Return all the entries exactly, keeping pictures out.

— BEGIN Records to process —

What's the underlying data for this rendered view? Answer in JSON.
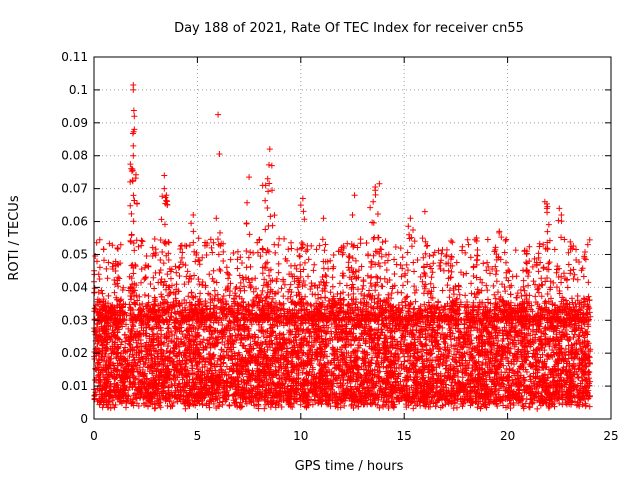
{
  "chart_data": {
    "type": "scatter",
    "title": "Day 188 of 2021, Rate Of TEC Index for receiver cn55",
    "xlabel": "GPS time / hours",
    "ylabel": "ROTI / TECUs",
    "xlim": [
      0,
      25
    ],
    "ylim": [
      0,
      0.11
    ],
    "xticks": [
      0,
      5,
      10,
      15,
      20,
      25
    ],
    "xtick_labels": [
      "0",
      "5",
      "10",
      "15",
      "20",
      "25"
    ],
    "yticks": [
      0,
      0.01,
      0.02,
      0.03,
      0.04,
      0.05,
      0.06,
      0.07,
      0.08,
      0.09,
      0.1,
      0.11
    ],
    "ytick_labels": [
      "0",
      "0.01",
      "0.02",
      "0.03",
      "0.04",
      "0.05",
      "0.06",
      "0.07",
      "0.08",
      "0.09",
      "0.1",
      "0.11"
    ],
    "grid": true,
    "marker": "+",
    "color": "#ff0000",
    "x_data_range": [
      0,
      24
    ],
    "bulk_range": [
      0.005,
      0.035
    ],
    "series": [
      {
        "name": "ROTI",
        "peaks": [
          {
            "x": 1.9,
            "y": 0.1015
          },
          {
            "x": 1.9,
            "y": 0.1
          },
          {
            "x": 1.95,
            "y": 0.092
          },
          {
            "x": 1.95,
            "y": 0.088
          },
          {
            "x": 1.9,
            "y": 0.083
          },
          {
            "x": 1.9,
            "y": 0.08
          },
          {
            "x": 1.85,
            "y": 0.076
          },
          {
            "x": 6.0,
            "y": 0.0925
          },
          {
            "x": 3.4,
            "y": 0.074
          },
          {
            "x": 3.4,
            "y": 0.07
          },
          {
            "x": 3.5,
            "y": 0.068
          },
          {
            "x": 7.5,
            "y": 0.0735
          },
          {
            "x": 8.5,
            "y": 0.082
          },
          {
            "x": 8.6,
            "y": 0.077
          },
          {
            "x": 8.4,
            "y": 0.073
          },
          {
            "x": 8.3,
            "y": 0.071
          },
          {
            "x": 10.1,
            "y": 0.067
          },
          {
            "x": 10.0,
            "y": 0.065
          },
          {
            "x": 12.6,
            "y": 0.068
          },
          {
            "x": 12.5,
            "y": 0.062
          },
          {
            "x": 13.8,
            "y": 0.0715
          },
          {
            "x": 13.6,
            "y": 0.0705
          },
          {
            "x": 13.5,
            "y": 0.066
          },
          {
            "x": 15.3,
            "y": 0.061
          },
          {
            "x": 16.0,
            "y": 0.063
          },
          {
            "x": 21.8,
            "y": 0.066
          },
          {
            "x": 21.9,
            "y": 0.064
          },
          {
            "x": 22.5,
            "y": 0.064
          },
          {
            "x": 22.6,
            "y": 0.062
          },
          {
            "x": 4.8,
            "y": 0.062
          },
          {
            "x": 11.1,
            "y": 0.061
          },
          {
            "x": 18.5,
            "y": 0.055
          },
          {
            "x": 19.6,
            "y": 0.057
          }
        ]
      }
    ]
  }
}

— END Records to process —

_Result of the exercise_:
What's the underlying data for this rendered view? Answer in JSON.
{
  "chart_data": {
    "type": "scatter",
    "title": "Day 188 of 2021, Rate Of TEC Index for receiver cn55",
    "xlabel": "GPS time / hours",
    "ylabel": "ROTI / TECUs",
    "xlim": [
      0,
      25
    ],
    "ylim": [
      0,
      0.11
    ],
    "xticks": [
      0,
      5,
      10,
      15,
      20,
      25
    ],
    "xtick_labels": [
      "0",
      "5",
      "10",
      "15",
      "20",
      "25"
    ],
    "yticks": [
      0,
      0.01,
      0.02,
      0.03,
      0.04,
      0.05,
      0.06,
      0.07,
      0.08,
      0.09,
      0.1,
      0.11
    ],
    "ytick_labels": [
      "0",
      "0.01",
      "0.02",
      "0.03",
      "0.04",
      "0.05",
      "0.06",
      "0.07",
      "0.08",
      "0.09",
      "0.1",
      "0.11"
    ],
    "grid": true,
    "marker": "+",
    "color": "#ff0000",
    "x_data_range": [
      0,
      24
    ],
    "bulk_range": [
      0.005,
      0.035
    ],
    "series": [
      {
        "name": "ROTI",
        "peaks": [
          {
            "x": 1.9,
            "y": 0.1015
          },
          {
            "x": 1.9,
            "y": 0.1
          },
          {
            "x": 1.95,
            "y": 0.092
          },
          {
            "x": 1.95,
            "y": 0.088
          },
          {
            "x": 1.9,
            "y": 0.083
          },
          {
            "x": 1.9,
            "y": 0.08
          },
          {
            "x": 1.85,
            "y": 0.076
          },
          {
            "x": 6.0,
            "y": 0.0925
          },
          {
            "x": 3.4,
            "y": 0.074
          },
          {
            "x": 3.4,
            "y": 0.07
          },
          {
            "x": 3.5,
            "y": 0.068
          },
          {
            "x": 7.5,
            "y": 0.0735
          },
          {
            "x": 8.5,
            "y": 0.082
          },
          {
            "x": 8.6,
            "y": 0.077
          },
          {
            "x": 8.4,
            "y": 0.073
          },
          {
            "x": 8.3,
            "y": 0.071
          },
          {
            "x": 10.1,
            "y": 0.067
          },
          {
            "x": 10.0,
            "y": 0.065
          },
          {
            "x": 12.6,
            "y": 0.068
          },
          {
            "x": 12.5,
            "y": 0.062
          },
          {
            "x": 13.8,
            "y": 0.0715
          },
          {
            "x": 13.6,
            "y": 0.0705
          },
          {
            "x": 13.5,
            "y": 0.066
          },
          {
            "x": 15.3,
            "y": 0.061
          },
          {
            "x": 16.0,
            "y": 0.063
          },
          {
            "x": 21.8,
            "y": 0.066
          },
          {
            "x": 21.9,
            "y": 0.064
          },
          {
            "x": 22.5,
            "y": 0.064
          },
          {
            "x": 22.6,
            "y": 0.062
          },
          {
            "x": 4.8,
            "y": 0.062
          },
          {
            "x": 11.1,
            "y": 0.061
          },
          {
            "x": 18.5,
            "y": 0.055
          },
          {
            "x": 19.6,
            "y": 0.057
          }
        ]
      }
    ]
  }
}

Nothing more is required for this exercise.